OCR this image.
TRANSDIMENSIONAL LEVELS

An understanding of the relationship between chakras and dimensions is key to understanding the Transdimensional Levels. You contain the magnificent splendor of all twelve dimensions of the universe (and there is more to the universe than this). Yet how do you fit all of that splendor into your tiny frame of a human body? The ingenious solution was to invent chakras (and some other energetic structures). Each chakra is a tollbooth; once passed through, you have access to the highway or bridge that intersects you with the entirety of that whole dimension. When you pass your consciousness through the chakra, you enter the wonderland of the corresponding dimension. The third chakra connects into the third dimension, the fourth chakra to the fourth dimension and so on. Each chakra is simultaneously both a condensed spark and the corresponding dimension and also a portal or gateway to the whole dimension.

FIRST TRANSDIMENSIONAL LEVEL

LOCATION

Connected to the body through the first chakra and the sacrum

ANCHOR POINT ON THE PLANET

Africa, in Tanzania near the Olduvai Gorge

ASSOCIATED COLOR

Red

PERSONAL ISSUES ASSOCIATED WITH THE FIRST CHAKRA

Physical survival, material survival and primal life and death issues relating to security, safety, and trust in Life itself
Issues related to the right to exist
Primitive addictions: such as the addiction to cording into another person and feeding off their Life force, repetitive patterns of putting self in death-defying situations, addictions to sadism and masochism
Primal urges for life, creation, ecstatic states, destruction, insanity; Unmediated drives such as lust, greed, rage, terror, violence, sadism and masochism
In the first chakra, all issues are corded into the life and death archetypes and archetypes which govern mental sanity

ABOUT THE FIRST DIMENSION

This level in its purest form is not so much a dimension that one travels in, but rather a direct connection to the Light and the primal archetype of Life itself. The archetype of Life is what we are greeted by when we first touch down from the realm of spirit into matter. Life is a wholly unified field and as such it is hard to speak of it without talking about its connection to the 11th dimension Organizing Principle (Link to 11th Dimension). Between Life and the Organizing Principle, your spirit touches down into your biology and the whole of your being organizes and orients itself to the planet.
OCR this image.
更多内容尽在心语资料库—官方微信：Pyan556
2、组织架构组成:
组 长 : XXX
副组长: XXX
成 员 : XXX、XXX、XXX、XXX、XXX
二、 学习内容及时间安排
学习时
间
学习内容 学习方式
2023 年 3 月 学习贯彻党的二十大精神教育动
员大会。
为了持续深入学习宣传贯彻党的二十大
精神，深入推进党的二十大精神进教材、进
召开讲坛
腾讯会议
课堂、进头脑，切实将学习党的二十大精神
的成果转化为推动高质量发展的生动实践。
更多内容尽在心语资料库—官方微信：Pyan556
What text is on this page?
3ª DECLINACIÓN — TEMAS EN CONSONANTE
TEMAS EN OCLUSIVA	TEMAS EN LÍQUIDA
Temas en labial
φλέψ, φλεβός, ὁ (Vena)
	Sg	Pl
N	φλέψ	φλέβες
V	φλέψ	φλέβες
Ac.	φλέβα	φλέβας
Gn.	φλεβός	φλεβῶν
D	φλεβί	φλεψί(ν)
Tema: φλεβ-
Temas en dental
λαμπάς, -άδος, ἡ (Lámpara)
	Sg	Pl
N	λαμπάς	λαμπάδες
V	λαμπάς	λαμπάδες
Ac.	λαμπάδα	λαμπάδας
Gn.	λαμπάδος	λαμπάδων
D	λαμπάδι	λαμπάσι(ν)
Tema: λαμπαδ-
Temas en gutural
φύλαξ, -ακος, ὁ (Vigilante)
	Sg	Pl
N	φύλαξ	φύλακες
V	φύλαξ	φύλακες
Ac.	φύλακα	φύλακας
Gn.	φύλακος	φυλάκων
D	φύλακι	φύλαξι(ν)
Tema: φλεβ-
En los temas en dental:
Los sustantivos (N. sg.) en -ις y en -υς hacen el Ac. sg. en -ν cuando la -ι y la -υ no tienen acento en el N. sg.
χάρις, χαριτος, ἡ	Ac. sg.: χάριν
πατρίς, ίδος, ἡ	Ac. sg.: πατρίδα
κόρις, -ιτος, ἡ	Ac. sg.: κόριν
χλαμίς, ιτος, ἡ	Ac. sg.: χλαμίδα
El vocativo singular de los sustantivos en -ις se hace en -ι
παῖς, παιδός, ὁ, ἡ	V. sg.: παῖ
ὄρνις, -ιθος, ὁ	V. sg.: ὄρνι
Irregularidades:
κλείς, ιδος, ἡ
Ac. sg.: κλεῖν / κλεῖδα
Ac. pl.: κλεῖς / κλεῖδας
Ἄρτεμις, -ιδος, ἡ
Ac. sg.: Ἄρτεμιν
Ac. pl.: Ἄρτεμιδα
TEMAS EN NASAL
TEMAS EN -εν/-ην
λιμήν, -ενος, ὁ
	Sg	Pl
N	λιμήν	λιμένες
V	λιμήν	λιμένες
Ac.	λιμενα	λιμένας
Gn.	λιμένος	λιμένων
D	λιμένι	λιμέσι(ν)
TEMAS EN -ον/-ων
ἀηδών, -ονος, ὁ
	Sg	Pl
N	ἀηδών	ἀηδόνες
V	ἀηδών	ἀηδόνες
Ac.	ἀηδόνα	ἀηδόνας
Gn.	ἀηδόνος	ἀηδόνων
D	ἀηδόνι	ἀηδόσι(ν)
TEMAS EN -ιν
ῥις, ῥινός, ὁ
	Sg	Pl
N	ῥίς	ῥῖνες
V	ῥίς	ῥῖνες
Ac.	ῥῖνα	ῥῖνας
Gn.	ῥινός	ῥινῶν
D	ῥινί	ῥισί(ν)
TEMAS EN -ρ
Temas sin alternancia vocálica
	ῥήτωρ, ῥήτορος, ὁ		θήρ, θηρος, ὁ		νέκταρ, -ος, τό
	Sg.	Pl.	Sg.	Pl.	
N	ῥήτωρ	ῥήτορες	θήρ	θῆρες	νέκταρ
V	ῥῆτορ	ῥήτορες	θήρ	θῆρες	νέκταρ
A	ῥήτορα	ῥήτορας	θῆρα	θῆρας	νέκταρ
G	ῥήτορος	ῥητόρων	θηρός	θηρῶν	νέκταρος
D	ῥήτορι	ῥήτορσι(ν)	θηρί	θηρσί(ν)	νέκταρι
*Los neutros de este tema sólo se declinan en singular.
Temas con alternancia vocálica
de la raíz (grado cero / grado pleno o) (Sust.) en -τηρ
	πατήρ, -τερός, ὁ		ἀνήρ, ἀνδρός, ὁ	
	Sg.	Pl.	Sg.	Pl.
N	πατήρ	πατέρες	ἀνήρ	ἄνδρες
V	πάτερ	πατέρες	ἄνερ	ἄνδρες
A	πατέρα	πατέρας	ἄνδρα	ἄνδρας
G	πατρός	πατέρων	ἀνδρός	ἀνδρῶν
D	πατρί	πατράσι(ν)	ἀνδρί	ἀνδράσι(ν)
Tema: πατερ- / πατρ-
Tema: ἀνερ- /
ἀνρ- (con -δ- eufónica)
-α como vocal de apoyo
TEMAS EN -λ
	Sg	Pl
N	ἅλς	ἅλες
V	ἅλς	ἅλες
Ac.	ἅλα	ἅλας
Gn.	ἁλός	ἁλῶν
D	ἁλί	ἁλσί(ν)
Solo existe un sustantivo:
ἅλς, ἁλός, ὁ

■ WHAT THIS TASK INVOLVES
Go through the records and show every line with the string "πατήρ" in it.

■ CORRECT RESPONSE
	πατήρ, -τερός, ὁ		ἀνήρ, ἀνδρός, ὁ	
N	πατήρ	πατέρες	ἀνήρ	ἄνδρες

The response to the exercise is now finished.